Work required:
Each line that holds the string "text" counts once; say how many such lines there are and add nothing.
━━━━━ Data lines
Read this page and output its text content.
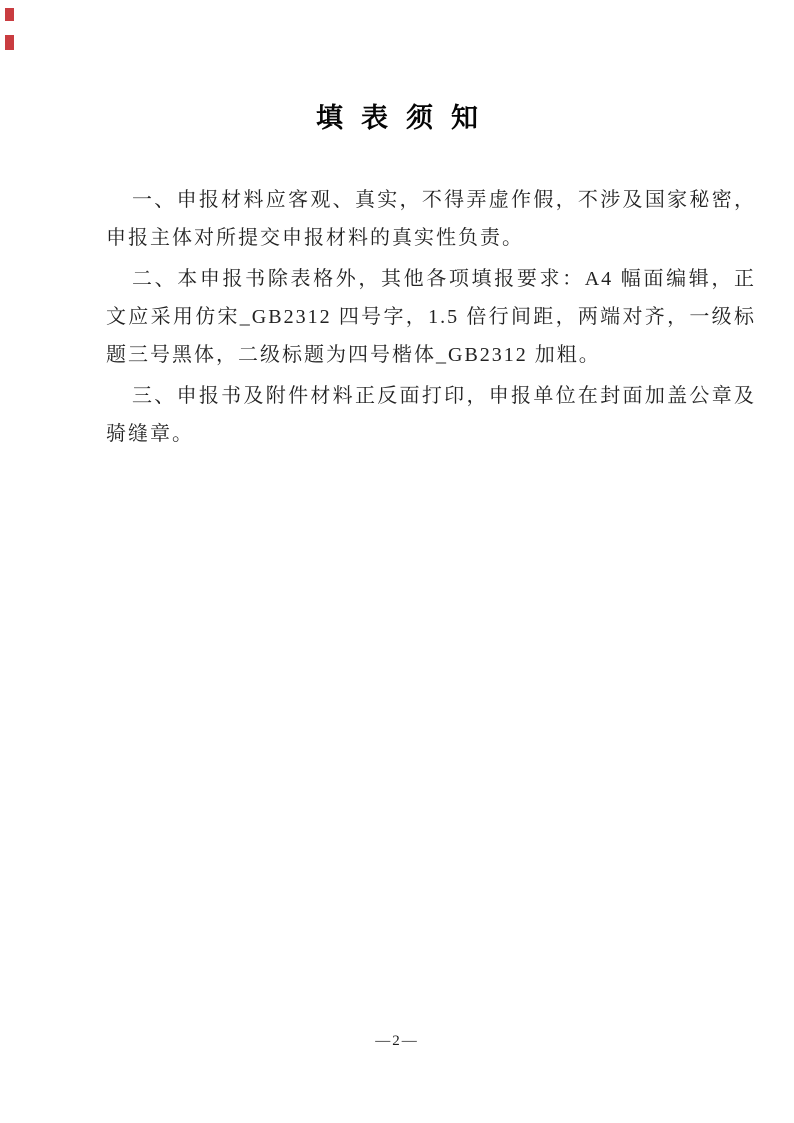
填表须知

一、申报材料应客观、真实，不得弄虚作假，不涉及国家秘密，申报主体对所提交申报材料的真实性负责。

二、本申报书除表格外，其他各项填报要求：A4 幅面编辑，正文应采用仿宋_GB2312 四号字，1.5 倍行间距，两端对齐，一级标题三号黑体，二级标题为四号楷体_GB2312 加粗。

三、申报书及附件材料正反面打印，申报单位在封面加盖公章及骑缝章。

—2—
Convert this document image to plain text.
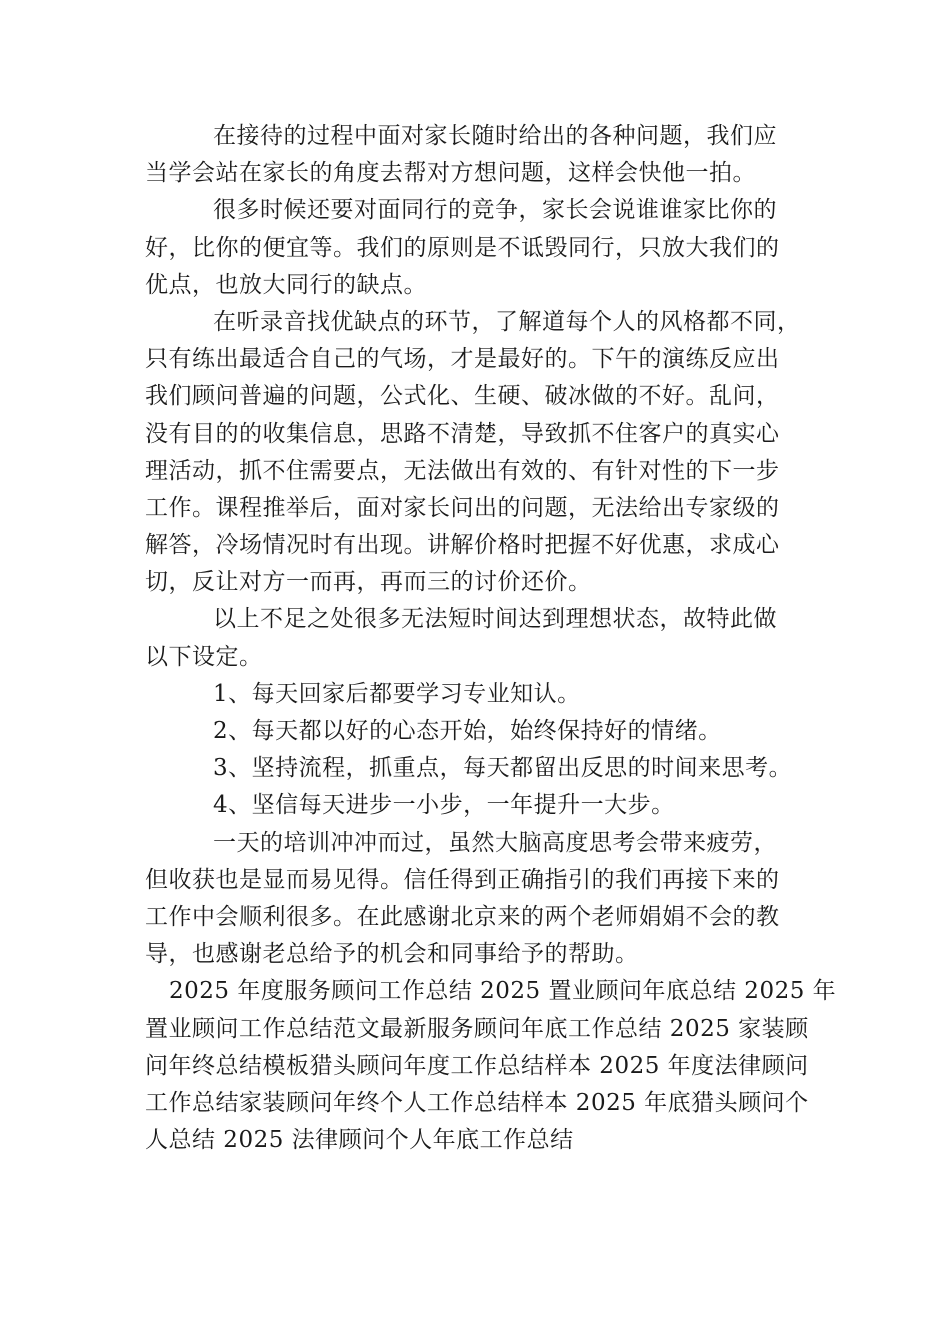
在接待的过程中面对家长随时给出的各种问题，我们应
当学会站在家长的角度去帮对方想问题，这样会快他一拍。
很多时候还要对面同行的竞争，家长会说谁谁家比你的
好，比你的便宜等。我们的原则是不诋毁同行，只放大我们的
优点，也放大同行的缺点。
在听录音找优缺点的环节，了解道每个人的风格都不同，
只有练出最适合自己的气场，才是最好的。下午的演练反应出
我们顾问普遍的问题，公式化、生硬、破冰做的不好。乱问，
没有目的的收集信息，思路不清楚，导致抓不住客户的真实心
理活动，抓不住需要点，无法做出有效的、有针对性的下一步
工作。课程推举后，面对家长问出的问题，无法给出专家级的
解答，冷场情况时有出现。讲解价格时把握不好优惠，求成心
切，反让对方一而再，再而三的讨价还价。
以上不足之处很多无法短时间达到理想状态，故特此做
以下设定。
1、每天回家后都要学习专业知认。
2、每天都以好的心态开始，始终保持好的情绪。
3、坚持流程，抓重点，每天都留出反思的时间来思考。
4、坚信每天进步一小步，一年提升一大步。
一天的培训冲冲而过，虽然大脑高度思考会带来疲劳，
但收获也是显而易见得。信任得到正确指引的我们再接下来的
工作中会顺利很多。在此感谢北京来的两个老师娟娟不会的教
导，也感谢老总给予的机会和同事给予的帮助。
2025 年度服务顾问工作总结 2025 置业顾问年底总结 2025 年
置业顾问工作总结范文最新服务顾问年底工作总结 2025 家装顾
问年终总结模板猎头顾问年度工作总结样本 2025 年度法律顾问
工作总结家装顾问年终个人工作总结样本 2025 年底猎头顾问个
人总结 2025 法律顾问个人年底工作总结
━━━━━━━━━━
Reply:
2